__DIRECTION__: Give an exact copy of every line, leaving images out.

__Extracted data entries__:
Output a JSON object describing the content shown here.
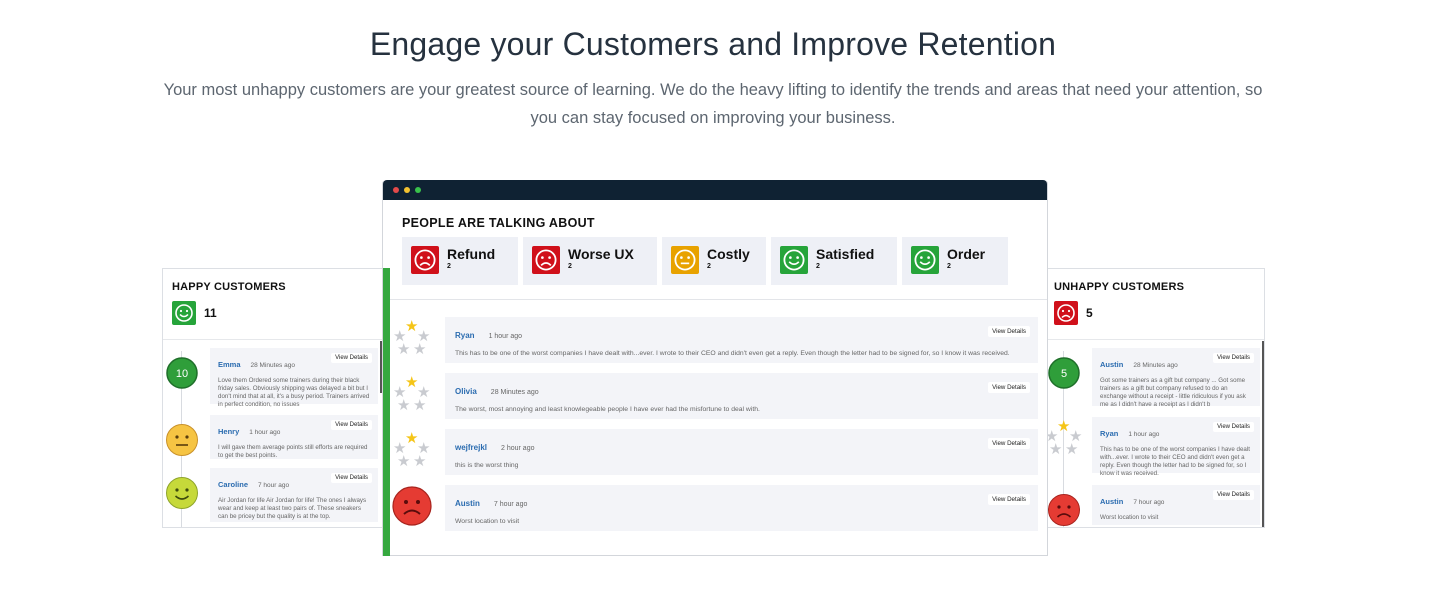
{
  "hero": {
    "title": "Engage your Customers and Improve Retention",
    "subtitle": "Your most unhappy customers are your greatest source of learning. We do the heavy lifting to identify the trends and areas that need your attention, so you can stay focused on improving your business."
  },
  "colors": {
    "red": "#d0101a",
    "green": "#26a43a",
    "yellow": "#e8a200",
    "dark_bar": "#0f2233",
    "link_blue": "#2b6cb0"
  },
  "window": {
    "title": "PEOPLE ARE TALKING ABOUT",
    "dots": [
      "#e34a4a",
      "#f2c230",
      "#39c14b"
    ],
    "topics": [
      {
        "label": "Refund",
        "count": "2",
        "mood": "unhappy-face-icon",
        "color": "red"
      },
      {
        "label": "Worse UX",
        "count": "2",
        "mood": "unhappy-face-icon",
        "color": "red"
      },
      {
        "label": "Costly",
        "count": "2",
        "mood": "neutral-face-icon",
        "color": "yellow"
      },
      {
        "label": "Satisfied",
        "count": "2",
        "mood": "happy-face-icon",
        "color": "green"
      },
      {
        "label": "Order",
        "count": "2",
        "mood": "happy-face-icon",
        "color": "green"
      }
    ],
    "reviews": [
      {
        "name": "Ryan",
        "time": "1 hour ago",
        "text": "This has to be one of the worst companies I have dealt with...ever. I wrote to their CEO and didn't even get a reply. Even though the letter had to be signed for, so I know it was received.",
        "view": "View Details",
        "rating": 1,
        "rating_max": 5
      },
      {
        "name": "Olivia",
        "time": "28 Minutes ago",
        "text": "The worst, most annoying and least knowlegeable people I have ever had the misfortune to deal with.",
        "view": "View Details",
        "rating": 1,
        "rating_max": 5
      },
      {
        "name": "wejfrejkl",
        "time": "2 hour ago",
        "text": "this is the worst thing",
        "view": "View Details",
        "rating": 1,
        "rating_max": 5
      },
      {
        "name": "Austin",
        "time": "7 hour ago",
        "text": "Worst location to visit",
        "view": "View Details",
        "marker": "red-sad-face-icon"
      }
    ]
  },
  "happy": {
    "title": "HAPPY CUSTOMERS",
    "count": "11",
    "items": [
      {
        "name": "Emma",
        "time": "28 Minutes ago",
        "text": "Love them Ordered some trainers during their black friday sales. Obviously shipping was delayed a bit but I don't mind that at all, it's a busy period. Trainers arrived in perfect condition, no issues",
        "view": "View Details",
        "badge": "10"
      },
      {
        "name": "Henry",
        "time": "1 hour ago",
        "text": "I will gave them average points still efforts are required to get the best points.",
        "view": "View Details",
        "marker": "neutral-face-icon"
      },
      {
        "name": "Caroline",
        "time": "7 hour ago",
        "text": "Air Jordan for life Air Jordan for life! The ones I always wear and keep at least two pairs of. These sneakers can be pricey but the quality is at the top.",
        "view": "View Details",
        "marker": "smile-face-icon"
      }
    ]
  },
  "unhappy": {
    "title": "UNHAPPY CUSTOMERS",
    "count": "5",
    "items": [
      {
        "name": "Austin",
        "time": "28 Minutes ago",
        "text": "Got some trainers as a gift but company ... Got some trainers as a gift but company refused to do an exchange without a receipt - little ridiculous if you ask me as I didn't have a receipt as I didn't b",
        "view": "View Details",
        "badge": "5"
      },
      {
        "name": "Ryan",
        "time": "1 hour ago",
        "text": "This has to be one of the worst companies I have dealt with...ever. I wrote to their CEO and didn't even get a reply. Even though the letter had to be signed for, so I know it was received.",
        "view": "View Details",
        "rating": 1,
        "rating_max": 5
      },
      {
        "name": "Austin",
        "time": "7 hour ago",
        "text": "Worst location to visit",
        "view": "View Details",
        "marker": "red-sad-face-icon"
      }
    ]
  }
}
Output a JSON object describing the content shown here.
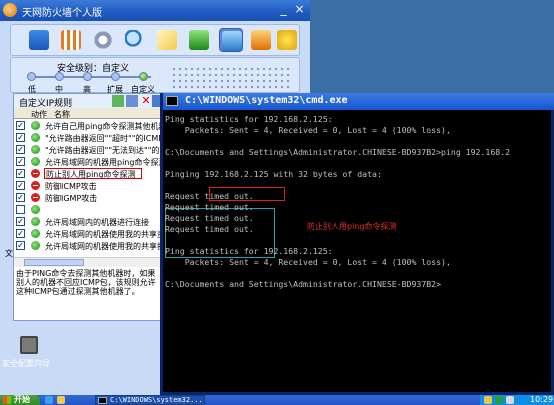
{
  "firewall": {
    "title": "天网防火墙个人版",
    "minimize": "_",
    "close": "×",
    "security_level_label": "安全级别：自定义",
    "levels": [
      "低",
      "中",
      "高",
      "扩展",
      "自定义"
    ],
    "current_level": "自定义",
    "rules_panel_title": "自定义IP规则",
    "columns": {
      "action": "动作",
      "name": "名称"
    },
    "rules": [
      {
        "checked": true,
        "action": "allow",
        "name": "允许自己用ping命令探测其他机器"
      },
      {
        "checked": true,
        "action": "allow",
        "name": "\"允许路由器返回\"\"超时\"\"的ICMP回应包"
      },
      {
        "checked": true,
        "action": "allow",
        "name": "\"允许路由器返回\"\"无法到达\"\"的ICMP回应包"
      },
      {
        "checked": true,
        "action": "allow",
        "name": "允许局域网的机器用ping命令探测"
      },
      {
        "checked": true,
        "action": "deny",
        "name": "防止别人用ping命令探测"
      },
      {
        "checked": true,
        "action": "deny",
        "name": "防御ICMP攻击"
      },
      {
        "checked": true,
        "action": "deny",
        "name": "防御IGMP攻击"
      },
      {
        "checked": false,
        "action": "allow",
        "name": ""
      },
      {
        "checked": true,
        "action": "allow",
        "name": "允许局域网内的机器进行连接"
      },
      {
        "checked": true,
        "action": "allow",
        "name": "允许局域网的机器使用我的共享资源"
      },
      {
        "checked": true,
        "action": "allow",
        "name": "允许局域网的机器使用我的共享打印机"
      }
    ],
    "description": "由于PING命令去探测其他机器时，如果别人的机器不回应ICMP包，该规则允许这种ICMP包通过探测其他机器了。",
    "side_label": "文",
    "assistant_label": "安全配置向导"
  },
  "cmd": {
    "title": "C:\\WINDOWS\\system32\\cmd.exe",
    "lines": [
      "Ping statistics for 192.168.2.125:",
      "    Packets: Sent = 4, Received = 0, Lost = 4 (100% loss),",
      "",
      "C:\\Documents and Settings\\Administrator.CHINESE-BD937B2>ping 192.168.2",
      "",
      "Pinging 192.168.2.125 with 32 bytes of data:",
      "",
      "Request timed out.",
      "Request timed out.",
      "Request timed out.",
      "Request timed out.",
      "",
      "Ping statistics for 192.168.2.125:",
      "    Packets: Sent = 4, Received = 0, Lost = 4 (100% loss),",
      "",
      "C:\\Documents and Settings\\Administrator.CHINESE-BD937B2>"
    ],
    "annotation": "防止别人用ping命令探测"
  },
  "taskbar": {
    "start": "开始",
    "task_button": "C:\\WINDOWS\\system32...",
    "clock": "10:29"
  }
}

__ANSWER TO THE TASK__:
Output a JSON object describing the content shown here.
{
  "hero": {
    "title": "Engage your Customers and Improve Retention",
    "subtitle": "Your most unhappy customers are your greatest source of learning. We do the heavy lifting to identify the trends and areas that need your attention, so you can stay focused on improving your business."
  },
  "colors": {
    "red": "#d0101a",
    "green": "#26a43a",
    "yellow": "#e8a200",
    "dark_bar": "#0f2233",
    "link_blue": "#2b6cb0"
  },
  "window": {
    "title": "PEOPLE ARE TALKING ABOUT",
    "dots": [
      "#e34a4a",
      "#f2c230",
      "#39c14b"
    ],
    "topics": [
      {
        "label": "Refund",
        "count": "2",
        "mood": "unhappy-face-icon",
        "color": "red"
      },
      {
        "label": "Worse UX",
        "count": "2",
        "mood": "unhappy-face-icon",
        "color": "red"
      },
      {
        "label": "Costly",
        "count": "2",
        "mood": "neutral-face-icon",
        "color": "yellow"
      },
      {
        "label": "Satisfied",
        "count": "2",
        "mood": "happy-face-icon",
        "color": "green"
      },
      {
        "label": "Order",
        "count": "2",
        "mood": "happy-face-icon",
        "color": "green"
      }
    ],
    "reviews": [
      {
        "name": "Ryan",
        "time": "1 hour ago",
        "text": "This has to be one of the worst companies I have dealt with...ever. I wrote to their CEO and didn't even get a reply. Even though the letter had to be signed for, so I know it was received.",
        "view": "View Details",
        "rating": 1,
        "rating_max": 5
      },
      {
        "name": "Olivia",
        "time": "28 Minutes ago",
        "text": "The worst, most annoying and least knowlegeable people I have ever had the misfortune to deal with.",
        "view": "View Details",
        "rating": 1,
        "rating_max": 5
      },
      {
        "name": "wejfrejkl",
        "time": "2 hour ago",
        "text": "this is the worst thing",
        "view": "View Details",
        "rating": 1,
        "rating_max": 5
      },
      {
        "name": "Austin",
        "time": "7 hour ago",
        "text": "Worst location to visit",
        "view": "View Details",
        "marker": "red-sad-face-icon"
      }
    ]
  },
  "happy": {
    "title": "HAPPY CUSTOMERS",
    "count": "11",
    "items": [
      {
        "name": "Emma",
        "time": "28 Minutes ago",
        "text": "Love them Ordered some trainers during their black friday sales. Obviously shipping was delayed a bit but I don't mind that at all, it's a busy period. Trainers arrived in perfect condition, no issues",
        "view": "View Details",
        "badge": "10"
      },
      {
        "name": "Henry",
        "time": "1 hour ago",
        "text": "I will gave them average points still efforts are required to get the best points.",
        "view": "View Details",
        "marker": "neutral-face-icon"
      },
      {
        "name": "Caroline",
        "time": "7 hour ago",
        "text": "Air Jordan for life Air Jordan for life! The ones I always wear and keep at least two pairs of. These sneakers can be pricey but the quality is at the top.",
        "view": "View Details",
        "marker": "smile-face-icon"
      }
    ]
  },
  "unhappy": {
    "title": "UNHAPPY CUSTOMERS",
    "count": "5",
    "items": [
      {
        "name": "Austin",
        "time": "28 Minutes ago",
        "text": "Got some trainers as a gift but company ... Got some trainers as a gift but company refused to do an exchange without a receipt - little ridiculous if you ask me as I didn't have a receipt as I didn't b",
        "view": "View Details",
        "badge": "5"
      },
      {
        "name": "Ryan",
        "time": "1 hour ago",
        "text": "This has to be one of the worst companies I have dealt with...ever. I wrote to their CEO and didn't even get a reply. Even though the letter had to be signed for, so I know it was received.",
        "view": "View Details",
        "rating": 1,
        "rating_max": 5
      },
      {
        "name": "Austin",
        "time": "7 hour ago",
        "text": "Worst location to visit",
        "view": "View Details",
        "marker": "red-sad-face-icon"
      }
    ]
  }
}
Output a JSON object describing the content shown here.
{
  "firewall": {
    "title": "天网防火墙个人版",
    "minimize": "_",
    "close": "×",
    "security_level_label": "安全级别：自定义",
    "levels": [
      "低",
      "中",
      "高",
      "扩展",
      "自定义"
    ],
    "current_level": "自定义",
    "rules_panel_title": "自定义IP规则",
    "columns": {
      "action": "动作",
      "name": "名称"
    },
    "rules": [
      {
        "checked": true,
        "action": "allow",
        "name": "允许自己用ping命令探测其他机器"
      },
      {
        "checked": true,
        "action": "allow",
        "name": "\"允许路由器返回\"\"超时\"\"的ICMP回应包"
      },
      {
        "checked": true,
        "action": "allow",
        "name": "\"允许路由器返回\"\"无法到达\"\"的ICMP回应包"
      },
      {
        "checked": true,
        "action": "allow",
        "name": "允许局域网的机器用ping命令探测"
      },
      {
        "checked": true,
        "action": "deny",
        "name": "防止别人用ping命令探测"
      },
      {
        "checked": true,
        "action": "deny",
        "name": "防御ICMP攻击"
      },
      {
        "checked": true,
        "action": "deny",
        "name": "防御IGMP攻击"
      },
      {
        "checked": false,
        "action": "allow",
        "name": ""
      },
      {
        "checked": true,
        "action": "allow",
        "name": "允许局域网内的机器进行连接"
      },
      {
        "checked": true,
        "action": "allow",
        "name": "允许局域网的机器使用我的共享资源"
      },
      {
        "checked": true,
        "action": "allow",
        "name": "允许局域网的机器使用我的共享打印机"
      }
    ],
    "description": "由于PING命令去探测其他机器时，如果别人的机器不回应ICMP包，该规则允许这种ICMP包通过探测其他机器了。",
    "side_label": "文",
    "assistant_label": "安全配置向导"
  },
  "cmd": {
    "title": "C:\\WINDOWS\\system32\\cmd.exe",
    "lines": [
      "Ping statistics for 192.168.2.125:",
      "    Packets: Sent = 4, Received = 0, Lost = 4 (100% loss),",
      "",
      "C:\\Documents and Settings\\Administrator.CHINESE-BD937B2>ping 192.168.2",
      "",
      "Pinging 192.168.2.125 with 32 bytes of data:",
      "",
      "Request timed out.",
      "Request timed out.",
      "Request timed out.",
      "Request timed out.",
      "",
      "Ping statistics for 192.168.2.125:",
      "    Packets: Sent = 4, Received = 0, Lost = 4 (100% loss),",
      "",
      "C:\\Documents and Settings\\Administrator.CHINESE-BD937B2>"
    ],
    "annotation": "防止别人用ping命令探测"
  },
  "taskbar": {
    "start": "开始",
    "task_button": "C:\\WINDOWS\\system32...",
    "clock": "10:29"
  }
}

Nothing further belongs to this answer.